*Problem to work on*. Filter for the word "name" and keep each matching line.

Rows from a figure dataset
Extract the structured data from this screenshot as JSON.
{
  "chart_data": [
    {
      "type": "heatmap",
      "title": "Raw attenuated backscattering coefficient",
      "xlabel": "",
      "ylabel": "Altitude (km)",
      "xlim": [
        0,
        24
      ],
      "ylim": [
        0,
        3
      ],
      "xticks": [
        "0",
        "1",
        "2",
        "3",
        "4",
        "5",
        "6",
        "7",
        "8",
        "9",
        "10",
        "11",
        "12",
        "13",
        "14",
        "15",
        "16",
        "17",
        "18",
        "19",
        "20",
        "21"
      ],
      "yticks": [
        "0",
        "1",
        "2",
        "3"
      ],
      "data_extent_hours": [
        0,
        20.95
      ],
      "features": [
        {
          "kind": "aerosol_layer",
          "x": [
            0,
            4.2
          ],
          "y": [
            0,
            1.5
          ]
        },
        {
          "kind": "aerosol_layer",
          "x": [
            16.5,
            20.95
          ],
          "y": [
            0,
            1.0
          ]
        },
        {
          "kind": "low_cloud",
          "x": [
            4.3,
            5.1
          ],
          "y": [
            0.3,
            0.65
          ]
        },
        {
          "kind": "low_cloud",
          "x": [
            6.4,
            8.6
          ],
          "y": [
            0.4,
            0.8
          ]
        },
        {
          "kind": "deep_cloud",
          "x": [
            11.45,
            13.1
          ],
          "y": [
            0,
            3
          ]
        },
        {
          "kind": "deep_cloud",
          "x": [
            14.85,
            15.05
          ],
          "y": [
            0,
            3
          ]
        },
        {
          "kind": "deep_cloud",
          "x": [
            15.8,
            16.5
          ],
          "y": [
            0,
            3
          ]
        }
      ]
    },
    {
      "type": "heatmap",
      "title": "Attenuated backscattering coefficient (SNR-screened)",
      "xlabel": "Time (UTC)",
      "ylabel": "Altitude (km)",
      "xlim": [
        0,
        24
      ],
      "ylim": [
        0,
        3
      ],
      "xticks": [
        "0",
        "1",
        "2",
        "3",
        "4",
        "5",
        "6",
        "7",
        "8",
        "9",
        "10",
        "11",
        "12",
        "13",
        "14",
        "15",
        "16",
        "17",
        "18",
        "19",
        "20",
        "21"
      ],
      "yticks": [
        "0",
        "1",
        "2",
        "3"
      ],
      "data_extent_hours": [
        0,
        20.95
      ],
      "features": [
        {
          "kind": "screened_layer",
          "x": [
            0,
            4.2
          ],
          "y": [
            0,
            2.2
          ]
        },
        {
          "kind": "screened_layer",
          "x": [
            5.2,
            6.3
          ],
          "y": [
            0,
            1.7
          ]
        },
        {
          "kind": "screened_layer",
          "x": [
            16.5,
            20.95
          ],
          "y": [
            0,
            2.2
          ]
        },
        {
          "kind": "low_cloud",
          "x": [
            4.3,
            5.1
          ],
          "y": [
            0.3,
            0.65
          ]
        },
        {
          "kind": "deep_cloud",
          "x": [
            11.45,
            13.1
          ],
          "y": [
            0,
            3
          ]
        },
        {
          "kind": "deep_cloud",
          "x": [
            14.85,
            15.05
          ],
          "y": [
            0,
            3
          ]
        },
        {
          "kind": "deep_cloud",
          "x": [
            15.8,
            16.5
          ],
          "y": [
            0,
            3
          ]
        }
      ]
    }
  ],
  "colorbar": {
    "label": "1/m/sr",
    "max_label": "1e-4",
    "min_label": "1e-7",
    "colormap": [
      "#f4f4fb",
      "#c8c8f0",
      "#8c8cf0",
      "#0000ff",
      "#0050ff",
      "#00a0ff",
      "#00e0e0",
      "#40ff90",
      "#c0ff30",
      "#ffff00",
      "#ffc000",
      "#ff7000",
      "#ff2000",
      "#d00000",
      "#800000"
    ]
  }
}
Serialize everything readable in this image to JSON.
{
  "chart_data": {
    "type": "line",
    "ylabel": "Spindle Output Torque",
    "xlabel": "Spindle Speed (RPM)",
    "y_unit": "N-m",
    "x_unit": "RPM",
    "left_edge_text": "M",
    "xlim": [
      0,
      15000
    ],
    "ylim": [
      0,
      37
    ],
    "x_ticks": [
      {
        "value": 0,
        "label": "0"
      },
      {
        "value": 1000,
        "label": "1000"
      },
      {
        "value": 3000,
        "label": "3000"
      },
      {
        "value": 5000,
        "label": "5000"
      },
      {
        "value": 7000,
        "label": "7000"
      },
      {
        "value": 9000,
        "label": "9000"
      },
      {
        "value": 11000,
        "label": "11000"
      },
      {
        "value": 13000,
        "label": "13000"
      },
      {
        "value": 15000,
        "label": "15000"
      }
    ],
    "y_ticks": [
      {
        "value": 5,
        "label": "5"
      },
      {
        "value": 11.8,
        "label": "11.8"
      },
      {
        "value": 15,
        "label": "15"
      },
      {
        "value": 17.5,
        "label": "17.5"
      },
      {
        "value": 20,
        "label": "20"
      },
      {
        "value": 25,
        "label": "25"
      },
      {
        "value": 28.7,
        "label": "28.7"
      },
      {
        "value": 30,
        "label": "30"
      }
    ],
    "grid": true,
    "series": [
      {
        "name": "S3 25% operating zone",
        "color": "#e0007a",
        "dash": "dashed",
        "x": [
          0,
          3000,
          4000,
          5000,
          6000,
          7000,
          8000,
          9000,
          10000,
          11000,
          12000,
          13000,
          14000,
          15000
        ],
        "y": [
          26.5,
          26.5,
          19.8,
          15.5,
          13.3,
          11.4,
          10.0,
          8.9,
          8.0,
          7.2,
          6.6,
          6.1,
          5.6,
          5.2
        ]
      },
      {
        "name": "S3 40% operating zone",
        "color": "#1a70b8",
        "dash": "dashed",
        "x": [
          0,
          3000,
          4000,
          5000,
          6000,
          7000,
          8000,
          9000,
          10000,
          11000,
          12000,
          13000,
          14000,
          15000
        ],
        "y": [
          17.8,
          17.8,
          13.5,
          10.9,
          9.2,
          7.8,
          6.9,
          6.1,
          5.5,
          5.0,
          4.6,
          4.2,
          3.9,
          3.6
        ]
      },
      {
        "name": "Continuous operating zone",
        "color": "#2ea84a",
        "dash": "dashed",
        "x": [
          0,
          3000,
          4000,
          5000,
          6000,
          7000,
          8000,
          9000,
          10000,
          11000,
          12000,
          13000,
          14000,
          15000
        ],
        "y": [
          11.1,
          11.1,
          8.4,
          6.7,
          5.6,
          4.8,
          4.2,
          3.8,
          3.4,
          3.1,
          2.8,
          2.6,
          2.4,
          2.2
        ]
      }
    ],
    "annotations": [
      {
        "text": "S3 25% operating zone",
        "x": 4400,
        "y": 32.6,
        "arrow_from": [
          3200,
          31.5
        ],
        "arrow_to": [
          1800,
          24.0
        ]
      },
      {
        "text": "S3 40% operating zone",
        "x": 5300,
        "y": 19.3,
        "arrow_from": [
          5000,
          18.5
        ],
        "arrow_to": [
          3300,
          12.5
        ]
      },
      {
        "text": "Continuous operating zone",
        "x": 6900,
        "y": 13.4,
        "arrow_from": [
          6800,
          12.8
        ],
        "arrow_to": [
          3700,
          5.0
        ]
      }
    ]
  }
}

*Answer to the problem*.
        "name": "S3 25% operating zone",
        "name": "S3 40% operating zone",
        "name": "Continuous operating zone",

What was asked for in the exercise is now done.